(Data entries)
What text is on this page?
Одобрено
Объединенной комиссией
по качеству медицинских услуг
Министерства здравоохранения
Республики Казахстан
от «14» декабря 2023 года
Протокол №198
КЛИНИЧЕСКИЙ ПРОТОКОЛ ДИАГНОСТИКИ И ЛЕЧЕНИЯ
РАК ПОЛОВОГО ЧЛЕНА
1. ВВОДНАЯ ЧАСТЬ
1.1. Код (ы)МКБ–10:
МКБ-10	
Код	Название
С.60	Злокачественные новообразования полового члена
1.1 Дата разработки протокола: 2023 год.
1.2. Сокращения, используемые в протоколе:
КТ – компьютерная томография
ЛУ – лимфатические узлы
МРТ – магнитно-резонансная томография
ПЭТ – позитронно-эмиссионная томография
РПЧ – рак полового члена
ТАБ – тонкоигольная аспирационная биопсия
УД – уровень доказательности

◆ **Task directions**: Copy out each line of the data where the string "томография" appears.

◆ **Exercise solution**:
КТ – компьютерная томография
МРТ – магнитно-резонансная томография
ПЭТ – позитронно-эмиссионная томография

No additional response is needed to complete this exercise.